BEGIN LISTING
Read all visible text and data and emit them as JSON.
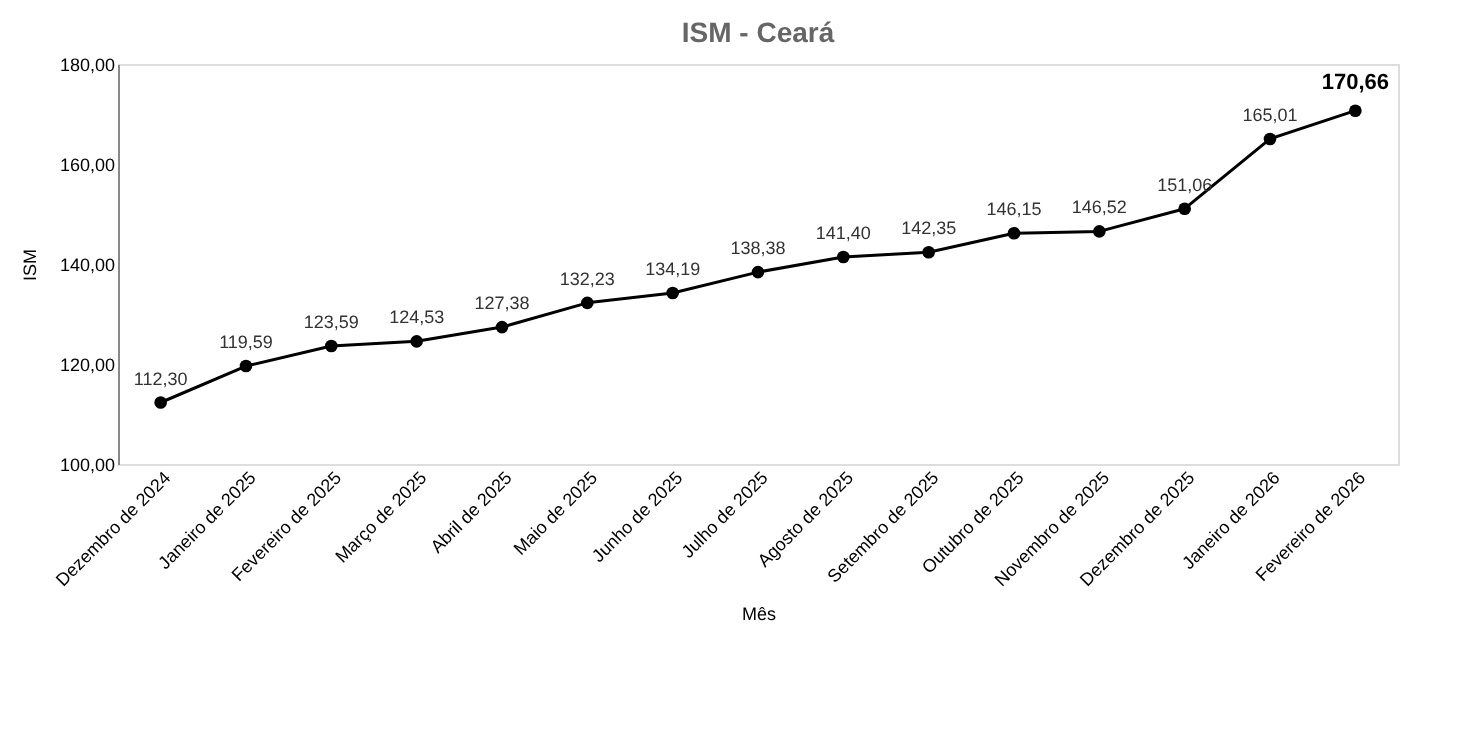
{
  "chart_data": {
    "type": "line",
    "title": "ISM - Ceará",
    "xlabel": "Mês",
    "ylabel": "ISM",
    "categories": [
      "Dezembro de 2024",
      "Janeiro de 2025",
      "Fevereiro de 2025",
      "Março de 2025",
      "Abril de 2025",
      "Maio de 2025",
      "Junho de 2025",
      "Julho de 2025",
      "Agosto de 2025",
      "Setembro de 2025",
      "Outubro de 2025",
      "Novembro de 2025",
      "Dezembro de 2025",
      "Janeiro de 2026",
      "Fevereiro de 2026"
    ],
    "series": [
      {
        "color": "#000000",
        "values": [
          112.3,
          119.59,
          123.59,
          124.53,
          127.38,
          132.23,
          134.19,
          138.38,
          141.4,
          142.35,
          146.15,
          146.52,
          151.06,
          165.01,
          170.66
        ],
        "value_labels": [
          "112,30",
          "119,59",
          "123,59",
          "124,53",
          "127,38",
          "132,23",
          "134,19",
          "138,38",
          "141,40",
          "142,35",
          "146,15",
          "146,52",
          "151,06",
          "165,01",
          "170,66"
        ]
      }
    ],
    "ylim": [
      100,
      180
    ],
    "yticks": [
      {
        "value": 100,
        "label": "100,00"
      },
      {
        "value": 120,
        "label": "120,00"
      },
      {
        "value": 140,
        "label": "140,00"
      },
      {
        "value": 160,
        "label": "160,00"
      },
      {
        "value": 180,
        "label": "180,00"
      }
    ],
    "marker": "circle",
    "line_style": "solid",
    "grid": false
  }
}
END LISTING
§ **REQUIREMENT**: Copy every line of the listing where the word "Fevereiro" appears.

§ **RESPONSE TO THIS TASK**:
      "Fevereiro de 2025",
      "Fevereiro de 2026"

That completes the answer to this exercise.